=== Listed records ===

◆ ◆ ◆ ◆ ◆

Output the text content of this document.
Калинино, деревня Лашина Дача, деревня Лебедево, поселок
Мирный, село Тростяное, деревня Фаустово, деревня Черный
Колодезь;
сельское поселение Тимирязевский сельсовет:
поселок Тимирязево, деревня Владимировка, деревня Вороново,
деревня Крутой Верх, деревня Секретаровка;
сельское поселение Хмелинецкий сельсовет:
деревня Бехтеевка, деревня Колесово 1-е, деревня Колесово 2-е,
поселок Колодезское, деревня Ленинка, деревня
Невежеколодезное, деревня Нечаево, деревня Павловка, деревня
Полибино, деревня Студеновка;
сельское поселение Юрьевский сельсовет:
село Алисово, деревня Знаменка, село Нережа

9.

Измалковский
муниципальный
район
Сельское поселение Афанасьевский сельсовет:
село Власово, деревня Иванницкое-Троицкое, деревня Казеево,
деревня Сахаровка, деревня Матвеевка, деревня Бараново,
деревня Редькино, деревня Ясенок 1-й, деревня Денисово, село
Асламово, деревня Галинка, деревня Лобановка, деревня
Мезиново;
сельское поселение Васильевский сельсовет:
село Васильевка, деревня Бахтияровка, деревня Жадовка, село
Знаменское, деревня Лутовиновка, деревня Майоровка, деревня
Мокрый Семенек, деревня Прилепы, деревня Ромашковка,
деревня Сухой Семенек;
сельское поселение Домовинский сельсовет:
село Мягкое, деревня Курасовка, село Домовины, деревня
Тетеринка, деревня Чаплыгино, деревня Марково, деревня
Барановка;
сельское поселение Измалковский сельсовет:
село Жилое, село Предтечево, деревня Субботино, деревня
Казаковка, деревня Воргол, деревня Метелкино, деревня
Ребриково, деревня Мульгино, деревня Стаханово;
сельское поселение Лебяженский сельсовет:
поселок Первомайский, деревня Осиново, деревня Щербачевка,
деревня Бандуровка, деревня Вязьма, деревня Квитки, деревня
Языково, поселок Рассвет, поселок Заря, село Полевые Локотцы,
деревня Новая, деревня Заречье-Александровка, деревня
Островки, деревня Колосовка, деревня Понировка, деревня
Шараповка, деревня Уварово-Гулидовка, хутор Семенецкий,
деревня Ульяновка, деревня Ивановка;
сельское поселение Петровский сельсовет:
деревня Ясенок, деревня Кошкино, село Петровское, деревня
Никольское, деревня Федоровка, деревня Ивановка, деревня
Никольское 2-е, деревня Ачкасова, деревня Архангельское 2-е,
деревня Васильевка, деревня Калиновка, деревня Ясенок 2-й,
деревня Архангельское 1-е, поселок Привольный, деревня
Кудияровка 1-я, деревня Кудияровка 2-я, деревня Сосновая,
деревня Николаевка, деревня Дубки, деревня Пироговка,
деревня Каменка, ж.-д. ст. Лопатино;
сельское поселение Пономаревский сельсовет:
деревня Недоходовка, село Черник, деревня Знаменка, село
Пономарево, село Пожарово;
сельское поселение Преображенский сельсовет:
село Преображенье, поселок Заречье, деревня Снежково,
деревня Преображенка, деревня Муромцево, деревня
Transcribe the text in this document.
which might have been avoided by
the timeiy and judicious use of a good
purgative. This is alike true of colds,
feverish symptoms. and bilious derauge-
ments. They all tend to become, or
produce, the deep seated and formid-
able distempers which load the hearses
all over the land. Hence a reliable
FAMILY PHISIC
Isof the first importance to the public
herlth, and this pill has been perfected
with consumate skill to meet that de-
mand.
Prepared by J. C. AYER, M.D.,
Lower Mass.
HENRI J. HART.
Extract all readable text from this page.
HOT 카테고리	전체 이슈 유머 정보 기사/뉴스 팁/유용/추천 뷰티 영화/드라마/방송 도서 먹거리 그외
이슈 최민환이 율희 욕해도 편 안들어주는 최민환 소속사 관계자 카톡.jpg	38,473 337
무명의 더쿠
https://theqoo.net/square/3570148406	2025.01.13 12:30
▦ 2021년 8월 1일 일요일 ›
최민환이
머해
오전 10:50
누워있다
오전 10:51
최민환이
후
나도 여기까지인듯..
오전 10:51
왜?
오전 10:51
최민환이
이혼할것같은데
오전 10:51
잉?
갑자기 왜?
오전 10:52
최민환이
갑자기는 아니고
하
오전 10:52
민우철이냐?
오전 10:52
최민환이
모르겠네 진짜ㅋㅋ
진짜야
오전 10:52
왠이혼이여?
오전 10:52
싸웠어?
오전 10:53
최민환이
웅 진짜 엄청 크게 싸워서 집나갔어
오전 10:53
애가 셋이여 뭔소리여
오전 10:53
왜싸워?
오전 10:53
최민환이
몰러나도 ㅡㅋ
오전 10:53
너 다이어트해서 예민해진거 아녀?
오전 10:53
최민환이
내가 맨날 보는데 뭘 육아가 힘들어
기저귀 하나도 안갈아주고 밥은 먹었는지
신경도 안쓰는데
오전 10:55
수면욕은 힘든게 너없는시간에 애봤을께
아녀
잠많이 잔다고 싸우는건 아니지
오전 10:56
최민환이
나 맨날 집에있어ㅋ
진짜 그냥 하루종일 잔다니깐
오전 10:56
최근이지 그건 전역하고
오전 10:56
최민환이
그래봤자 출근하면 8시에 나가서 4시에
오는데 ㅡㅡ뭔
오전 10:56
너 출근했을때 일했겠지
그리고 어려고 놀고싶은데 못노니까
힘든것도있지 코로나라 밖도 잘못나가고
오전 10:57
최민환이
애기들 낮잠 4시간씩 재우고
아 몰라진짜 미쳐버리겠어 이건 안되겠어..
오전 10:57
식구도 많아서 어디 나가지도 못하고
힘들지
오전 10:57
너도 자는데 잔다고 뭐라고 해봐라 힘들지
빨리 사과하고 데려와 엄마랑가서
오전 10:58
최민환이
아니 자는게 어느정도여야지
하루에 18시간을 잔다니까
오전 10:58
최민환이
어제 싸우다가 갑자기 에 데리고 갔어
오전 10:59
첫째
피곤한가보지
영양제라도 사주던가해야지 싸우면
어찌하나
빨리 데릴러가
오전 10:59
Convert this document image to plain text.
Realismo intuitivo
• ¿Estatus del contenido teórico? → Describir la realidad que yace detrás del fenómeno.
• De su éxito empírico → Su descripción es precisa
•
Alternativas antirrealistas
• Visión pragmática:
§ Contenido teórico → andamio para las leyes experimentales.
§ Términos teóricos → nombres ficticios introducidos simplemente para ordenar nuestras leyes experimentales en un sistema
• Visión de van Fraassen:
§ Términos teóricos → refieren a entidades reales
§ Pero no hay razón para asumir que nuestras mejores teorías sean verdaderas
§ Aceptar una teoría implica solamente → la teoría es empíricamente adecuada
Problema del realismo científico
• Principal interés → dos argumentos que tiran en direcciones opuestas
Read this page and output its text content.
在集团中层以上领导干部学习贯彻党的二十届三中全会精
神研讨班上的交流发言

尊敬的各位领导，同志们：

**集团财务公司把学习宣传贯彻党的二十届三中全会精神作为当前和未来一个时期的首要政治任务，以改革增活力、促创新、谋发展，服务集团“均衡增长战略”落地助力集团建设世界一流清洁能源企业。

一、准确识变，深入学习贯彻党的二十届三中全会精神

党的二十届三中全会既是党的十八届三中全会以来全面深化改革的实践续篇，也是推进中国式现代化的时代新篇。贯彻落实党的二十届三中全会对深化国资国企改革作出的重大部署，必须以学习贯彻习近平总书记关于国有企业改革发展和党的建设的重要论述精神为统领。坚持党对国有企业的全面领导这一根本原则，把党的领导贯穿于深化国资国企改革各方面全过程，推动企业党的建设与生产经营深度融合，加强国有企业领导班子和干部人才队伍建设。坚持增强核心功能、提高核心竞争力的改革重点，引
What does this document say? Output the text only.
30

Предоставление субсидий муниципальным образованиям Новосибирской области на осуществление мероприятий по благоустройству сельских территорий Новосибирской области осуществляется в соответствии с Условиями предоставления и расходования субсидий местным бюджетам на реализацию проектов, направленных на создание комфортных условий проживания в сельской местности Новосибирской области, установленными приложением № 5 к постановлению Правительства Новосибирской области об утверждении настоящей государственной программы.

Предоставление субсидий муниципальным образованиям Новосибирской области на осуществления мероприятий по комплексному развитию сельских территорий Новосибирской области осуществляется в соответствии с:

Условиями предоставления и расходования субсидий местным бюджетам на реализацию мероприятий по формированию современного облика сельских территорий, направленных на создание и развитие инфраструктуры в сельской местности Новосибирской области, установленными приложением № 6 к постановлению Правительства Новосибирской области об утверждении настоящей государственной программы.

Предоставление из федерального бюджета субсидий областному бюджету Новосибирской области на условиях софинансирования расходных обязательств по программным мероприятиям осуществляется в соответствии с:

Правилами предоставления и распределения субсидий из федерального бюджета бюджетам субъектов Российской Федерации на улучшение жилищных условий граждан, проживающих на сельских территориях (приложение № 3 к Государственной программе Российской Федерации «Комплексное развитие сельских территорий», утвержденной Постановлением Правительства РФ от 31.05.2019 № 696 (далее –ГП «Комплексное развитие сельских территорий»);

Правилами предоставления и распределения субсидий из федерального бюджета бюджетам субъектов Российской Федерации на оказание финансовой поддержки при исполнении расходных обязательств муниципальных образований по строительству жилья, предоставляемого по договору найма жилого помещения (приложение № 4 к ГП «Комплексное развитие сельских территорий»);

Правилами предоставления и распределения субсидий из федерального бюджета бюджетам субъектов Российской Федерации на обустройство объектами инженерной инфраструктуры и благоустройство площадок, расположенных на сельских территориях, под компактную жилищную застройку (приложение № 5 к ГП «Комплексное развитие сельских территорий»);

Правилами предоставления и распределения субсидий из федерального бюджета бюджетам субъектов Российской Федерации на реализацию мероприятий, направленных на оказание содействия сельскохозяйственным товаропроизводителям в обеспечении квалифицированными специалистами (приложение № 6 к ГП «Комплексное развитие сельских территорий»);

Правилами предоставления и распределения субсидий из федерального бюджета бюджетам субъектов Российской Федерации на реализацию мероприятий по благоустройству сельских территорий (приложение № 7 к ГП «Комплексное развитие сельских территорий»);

◆ ◆ ◆ ◆ ◆

=== Exercise description ===
Among the lines above, determine how many hold the word "text"; report the figure alone.

=== The solution ===
6